## [What the task requires]
Check each line of the records below and collect those holding "Consider".

----------

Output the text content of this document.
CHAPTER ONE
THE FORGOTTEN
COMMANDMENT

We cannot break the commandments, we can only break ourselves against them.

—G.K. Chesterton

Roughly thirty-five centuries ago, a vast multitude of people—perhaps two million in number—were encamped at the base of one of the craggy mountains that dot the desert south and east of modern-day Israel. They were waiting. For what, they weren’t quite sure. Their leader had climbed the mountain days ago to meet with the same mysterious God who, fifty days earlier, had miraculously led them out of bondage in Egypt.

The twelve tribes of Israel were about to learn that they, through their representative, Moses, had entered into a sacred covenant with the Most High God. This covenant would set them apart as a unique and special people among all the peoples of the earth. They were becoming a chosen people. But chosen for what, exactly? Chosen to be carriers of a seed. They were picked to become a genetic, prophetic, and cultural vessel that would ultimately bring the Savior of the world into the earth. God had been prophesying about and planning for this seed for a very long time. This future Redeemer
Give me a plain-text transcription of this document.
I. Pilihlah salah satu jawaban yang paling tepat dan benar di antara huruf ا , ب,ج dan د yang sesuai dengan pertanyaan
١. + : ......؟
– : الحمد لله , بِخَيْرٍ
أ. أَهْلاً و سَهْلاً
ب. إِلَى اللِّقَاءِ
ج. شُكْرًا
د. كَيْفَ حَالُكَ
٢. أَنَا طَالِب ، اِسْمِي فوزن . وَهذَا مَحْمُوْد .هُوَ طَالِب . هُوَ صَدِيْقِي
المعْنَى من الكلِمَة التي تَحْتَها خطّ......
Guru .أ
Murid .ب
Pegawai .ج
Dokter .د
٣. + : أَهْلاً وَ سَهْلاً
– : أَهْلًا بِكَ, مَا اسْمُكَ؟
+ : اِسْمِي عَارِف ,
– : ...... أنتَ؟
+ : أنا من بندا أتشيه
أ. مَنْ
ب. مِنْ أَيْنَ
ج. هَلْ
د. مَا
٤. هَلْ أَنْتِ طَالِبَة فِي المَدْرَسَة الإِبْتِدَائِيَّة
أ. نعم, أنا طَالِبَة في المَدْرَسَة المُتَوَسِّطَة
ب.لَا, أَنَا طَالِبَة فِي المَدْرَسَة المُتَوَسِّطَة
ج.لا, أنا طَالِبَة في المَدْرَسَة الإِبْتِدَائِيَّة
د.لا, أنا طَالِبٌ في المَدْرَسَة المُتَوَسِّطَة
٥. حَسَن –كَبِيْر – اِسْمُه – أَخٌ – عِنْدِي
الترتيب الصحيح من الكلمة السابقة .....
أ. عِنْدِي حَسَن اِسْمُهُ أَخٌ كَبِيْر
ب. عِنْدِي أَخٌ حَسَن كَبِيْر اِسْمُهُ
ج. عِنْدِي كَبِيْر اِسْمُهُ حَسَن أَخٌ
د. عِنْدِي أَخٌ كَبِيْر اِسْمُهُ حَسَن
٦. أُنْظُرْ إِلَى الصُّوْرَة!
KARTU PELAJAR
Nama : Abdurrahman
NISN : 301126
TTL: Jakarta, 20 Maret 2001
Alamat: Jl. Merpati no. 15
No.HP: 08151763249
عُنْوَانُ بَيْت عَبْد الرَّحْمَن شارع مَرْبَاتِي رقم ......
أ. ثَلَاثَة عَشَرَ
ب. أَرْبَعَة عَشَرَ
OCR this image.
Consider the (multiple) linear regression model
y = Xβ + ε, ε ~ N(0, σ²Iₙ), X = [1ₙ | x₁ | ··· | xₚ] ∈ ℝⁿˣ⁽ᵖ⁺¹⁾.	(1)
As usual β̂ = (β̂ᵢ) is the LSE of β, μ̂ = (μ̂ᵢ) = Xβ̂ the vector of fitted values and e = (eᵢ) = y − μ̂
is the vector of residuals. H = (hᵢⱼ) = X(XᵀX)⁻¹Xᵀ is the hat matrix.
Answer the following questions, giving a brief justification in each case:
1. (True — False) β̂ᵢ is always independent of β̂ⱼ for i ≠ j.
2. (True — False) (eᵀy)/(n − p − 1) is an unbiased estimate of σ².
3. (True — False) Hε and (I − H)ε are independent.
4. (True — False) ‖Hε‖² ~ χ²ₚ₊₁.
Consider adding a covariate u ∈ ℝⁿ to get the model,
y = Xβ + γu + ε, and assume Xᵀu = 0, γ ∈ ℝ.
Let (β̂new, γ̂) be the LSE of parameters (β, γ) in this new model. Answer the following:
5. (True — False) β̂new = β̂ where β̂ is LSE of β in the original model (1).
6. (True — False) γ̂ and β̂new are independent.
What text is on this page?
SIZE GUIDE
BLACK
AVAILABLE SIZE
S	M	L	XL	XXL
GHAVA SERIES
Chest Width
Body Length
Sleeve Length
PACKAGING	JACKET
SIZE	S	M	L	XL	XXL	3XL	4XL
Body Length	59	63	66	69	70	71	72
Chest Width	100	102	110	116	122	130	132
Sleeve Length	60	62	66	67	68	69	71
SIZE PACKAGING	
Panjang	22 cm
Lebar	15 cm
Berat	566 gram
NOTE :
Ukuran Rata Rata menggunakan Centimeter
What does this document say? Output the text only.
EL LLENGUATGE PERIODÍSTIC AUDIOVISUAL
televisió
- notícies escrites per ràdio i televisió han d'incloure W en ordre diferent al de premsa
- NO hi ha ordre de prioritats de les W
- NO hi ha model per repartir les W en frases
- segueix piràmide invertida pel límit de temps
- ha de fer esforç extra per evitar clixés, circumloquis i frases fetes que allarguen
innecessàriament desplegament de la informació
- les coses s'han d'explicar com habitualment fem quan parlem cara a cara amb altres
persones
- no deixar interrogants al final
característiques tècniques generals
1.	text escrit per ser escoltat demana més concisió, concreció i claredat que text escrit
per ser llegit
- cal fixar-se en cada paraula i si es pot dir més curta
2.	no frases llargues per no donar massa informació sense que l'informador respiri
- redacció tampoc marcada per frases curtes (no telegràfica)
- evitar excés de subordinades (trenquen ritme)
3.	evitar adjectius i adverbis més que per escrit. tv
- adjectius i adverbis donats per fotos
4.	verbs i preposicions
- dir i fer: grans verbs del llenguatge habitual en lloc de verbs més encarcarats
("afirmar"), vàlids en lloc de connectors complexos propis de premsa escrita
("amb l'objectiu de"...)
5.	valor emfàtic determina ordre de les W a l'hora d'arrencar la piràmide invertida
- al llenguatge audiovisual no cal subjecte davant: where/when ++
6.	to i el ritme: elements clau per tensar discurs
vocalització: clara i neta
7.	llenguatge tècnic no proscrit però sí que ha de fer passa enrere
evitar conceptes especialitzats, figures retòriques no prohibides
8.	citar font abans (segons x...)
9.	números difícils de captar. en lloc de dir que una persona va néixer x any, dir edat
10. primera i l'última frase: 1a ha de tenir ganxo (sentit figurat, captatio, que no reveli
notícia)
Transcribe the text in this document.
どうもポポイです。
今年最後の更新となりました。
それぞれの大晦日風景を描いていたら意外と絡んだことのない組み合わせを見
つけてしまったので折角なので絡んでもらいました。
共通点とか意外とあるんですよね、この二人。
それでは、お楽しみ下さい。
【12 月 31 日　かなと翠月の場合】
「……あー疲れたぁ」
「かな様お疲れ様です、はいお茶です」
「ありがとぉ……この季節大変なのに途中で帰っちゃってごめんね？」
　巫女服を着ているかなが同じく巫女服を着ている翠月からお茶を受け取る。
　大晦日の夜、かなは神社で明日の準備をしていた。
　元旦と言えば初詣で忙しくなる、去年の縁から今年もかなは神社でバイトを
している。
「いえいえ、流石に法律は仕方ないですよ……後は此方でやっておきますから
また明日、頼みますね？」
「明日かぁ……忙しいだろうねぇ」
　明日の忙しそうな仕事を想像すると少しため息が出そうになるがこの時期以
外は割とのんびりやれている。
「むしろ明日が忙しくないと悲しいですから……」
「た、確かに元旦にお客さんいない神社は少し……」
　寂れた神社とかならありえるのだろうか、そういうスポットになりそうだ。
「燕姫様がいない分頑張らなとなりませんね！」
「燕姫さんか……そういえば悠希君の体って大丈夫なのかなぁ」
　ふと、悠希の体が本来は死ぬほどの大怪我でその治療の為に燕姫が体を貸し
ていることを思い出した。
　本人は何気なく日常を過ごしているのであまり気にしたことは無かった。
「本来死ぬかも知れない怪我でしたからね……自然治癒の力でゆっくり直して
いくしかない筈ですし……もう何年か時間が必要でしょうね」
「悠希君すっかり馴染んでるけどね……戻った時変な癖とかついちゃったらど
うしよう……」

----------

## [Exercise solution]
Consider the (multiple) linear regression model
Consider adding a covariate u ∈ ℝⁿ to get the model,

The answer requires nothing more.